GIVEN INSTRUCTION: Take every line that has the string "ALPES" and copy it out.

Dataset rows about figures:
★ ★ ★ ★

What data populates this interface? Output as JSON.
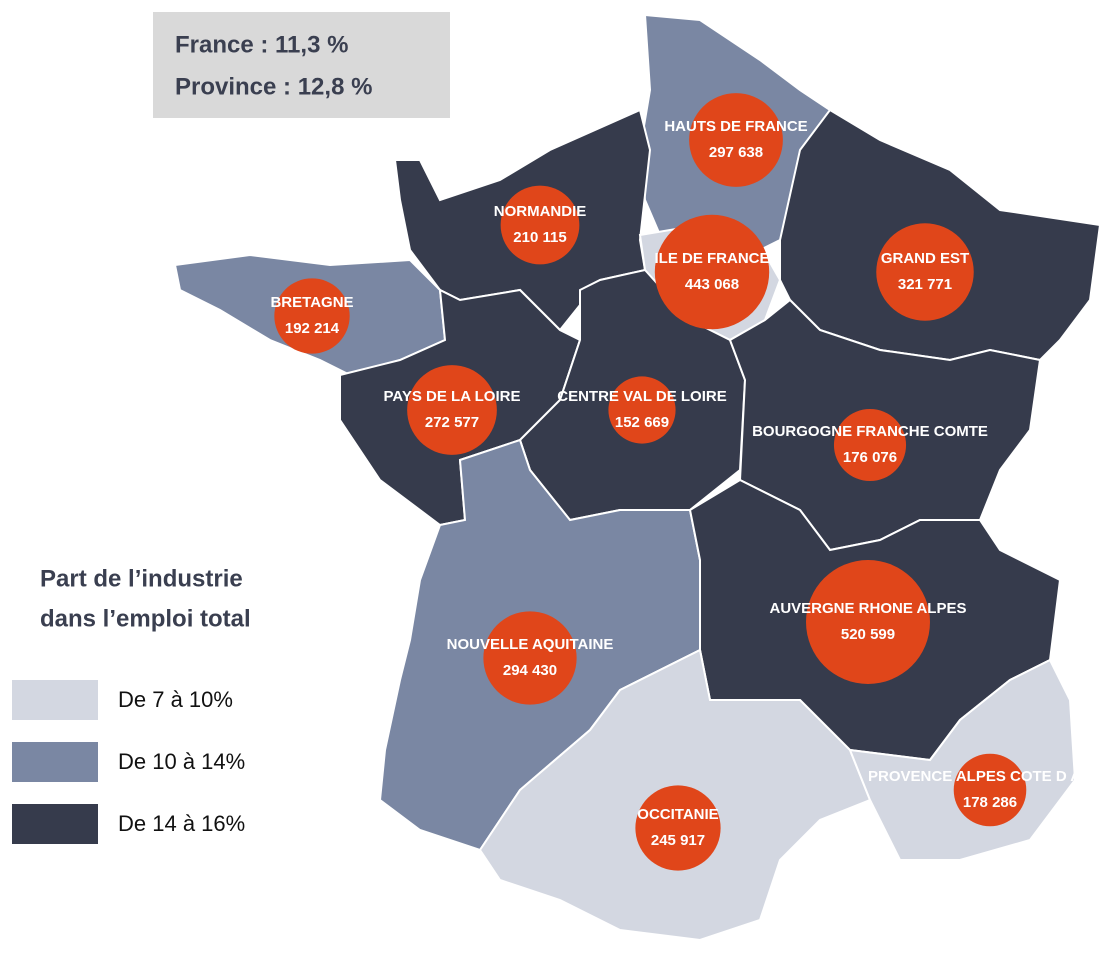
{
  "info_box": {
    "lines": [
      "France : 11,3 %",
      "Province : 12,8 %"
    ]
  },
  "legend": {
    "title_lines": [
      "Part de l’industrie",
      "dans l’emploi total"
    ],
    "items": [
      {
        "label": "De 7 à 10%",
        "color": "#d3d7e1"
      },
      {
        "label": "De 10 à 14%",
        "color": "#7a87a3"
      },
      {
        "label": "De 14 à 16%",
        "color": "#363b4c"
      }
    ]
  },
  "bubble_color": "#e0461a",
  "regions": [
    {
      "name": "HAUTS DE FRANCE",
      "value": 297638,
      "value_label": "297 638",
      "color": "#7a87a3"
    },
    {
      "name": "NORMANDIE",
      "value": 210115,
      "value_label": "210 115",
      "color": "#363b4c"
    },
    {
      "name": "ILE DE FRANCE",
      "value": 443068,
      "value_label": "443 068",
      "color": "#d3d7e1"
    },
    {
      "name": "GRAND EST",
      "value": 321771,
      "value_label": "321 771",
      "color": "#363b4c"
    },
    {
      "name": "BRETAGNE",
      "value": 192214,
      "value_label": "192 214",
      "color": "#7a87a3"
    },
    {
      "name": "PAYS DE LA LOIRE",
      "value": 272577,
      "value_label": "272 577",
      "color": "#363b4c"
    },
    {
      "name": "CENTRE VAL DE LOIRE",
      "value": 152669,
      "value_label": "152 669",
      "color": "#363b4c"
    },
    {
      "name": "BOURGOGNE FRANCHE COMTE",
      "value": 176076,
      "value_label": "176 076",
      "color": "#363b4c"
    },
    {
      "name": "NOUVELLE AQUITAINE",
      "value": 294430,
      "value_label": "294 430",
      "color": "#7a87a3"
    },
    {
      "name": "AUVERGNE RHONE ALPES",
      "value": 520599,
      "value_label": "520 599",
      "color": "#363b4c"
    },
    {
      "name": "OCCITANIE",
      "value": 245917,
      "value_label": "245 917",
      "color": "#d3d7e1"
    },
    {
      "name": "PROVENCE ALPES COTE D AZUR",
      "value": 178286,
      "value_label": "178 286",
      "color": "#d3d7e1"
    }
  ]
}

★ ★ ★ ★

TASK ANSWER:
      "name": "AUVERGNE RHONE ALPES",
      "name": "PROVENCE ALPES COTE D AZUR",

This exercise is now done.